- Structured figure records:
################
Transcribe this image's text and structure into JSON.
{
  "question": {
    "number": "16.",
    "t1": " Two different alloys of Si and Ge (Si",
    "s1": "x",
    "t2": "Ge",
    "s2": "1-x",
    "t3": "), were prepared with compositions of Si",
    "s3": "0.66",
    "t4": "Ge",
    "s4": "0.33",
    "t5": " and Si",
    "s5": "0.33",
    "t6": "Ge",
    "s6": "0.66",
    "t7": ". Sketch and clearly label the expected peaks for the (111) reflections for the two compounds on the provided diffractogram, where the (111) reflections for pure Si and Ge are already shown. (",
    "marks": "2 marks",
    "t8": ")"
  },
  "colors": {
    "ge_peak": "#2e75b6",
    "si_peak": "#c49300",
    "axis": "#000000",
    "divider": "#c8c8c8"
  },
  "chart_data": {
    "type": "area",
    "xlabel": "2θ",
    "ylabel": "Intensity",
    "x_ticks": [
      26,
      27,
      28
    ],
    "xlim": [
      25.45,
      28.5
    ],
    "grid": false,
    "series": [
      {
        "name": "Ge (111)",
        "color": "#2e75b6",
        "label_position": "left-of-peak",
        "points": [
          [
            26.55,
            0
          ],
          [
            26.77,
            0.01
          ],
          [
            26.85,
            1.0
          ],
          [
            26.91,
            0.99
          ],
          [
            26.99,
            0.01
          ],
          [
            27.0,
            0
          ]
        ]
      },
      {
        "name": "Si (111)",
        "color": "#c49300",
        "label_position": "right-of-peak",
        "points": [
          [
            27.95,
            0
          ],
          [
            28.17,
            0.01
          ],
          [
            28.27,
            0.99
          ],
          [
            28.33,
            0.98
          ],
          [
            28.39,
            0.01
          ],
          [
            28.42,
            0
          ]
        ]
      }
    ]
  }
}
################
Can you reproduce all the material exactly?

Transcribe this image's text and structure into JSON.
{
  "question": {
    "number": "16.",
    "t1": " Two different alloys of Si and Ge (Si",
    "s1": "x",
    "t2": "Ge",
    "s2": "1-x",
    "t3": "), were prepared with compositions of Si",
    "s3": "0.66",
    "t4": "Ge",
    "s4": "0.33",
    "t5": " and Si",
    "s5": "0.33",
    "t6": "Ge",
    "s6": "0.66",
    "t7": ". Sketch and clearly label the expected peaks for the (111) reflections for the two compounds on the provided diffractogram, where the (111) reflections for pure Si and Ge are already shown. (",
    "marks": "2 marks",
    "t8": ")"
  },
  "colors": {
    "ge_peak": "#2e75b6",
    "si_peak": "#c49300",
    "axis": "#000000",
    "divider": "#c8c8c8"
  },
  "chart_data": {
    "type": "area",
    "xlabel": "2θ",
    "ylabel": "Intensity",
    "x_ticks": [
      26,
      27,
      28
    ],
    "xlim": [
      25.45,
      28.5
    ],
    "grid": false,
    "series": [
      {
        "name": "Ge (111)",
        "color": "#2e75b6",
        "label_position": "left-of-peak",
        "points": [
          [
            26.55,
            0
          ],
          [
            26.77,
            0.01
          ],
          [
            26.85,
            1.0
          ],
          [
            26.91,
            0.99
          ],
          [
            26.99,
            0.01
          ],
          [
            27.0,
            0
          ]
        ]
      },
      {
        "name": "Si (111)",
        "color": "#c49300",
        "label_position": "right-of-peak",
        "points": [
          [
            27.95,
            0
          ],
          [
            28.17,
            0.01
          ],
          [
            28.27,
            0.99
          ],
          [
            28.33,
            0.98
          ],
          [
            28.39,
            0.01
          ],
          [
            28.42,
            0
          ]
        ]
      }
    ]
  }
}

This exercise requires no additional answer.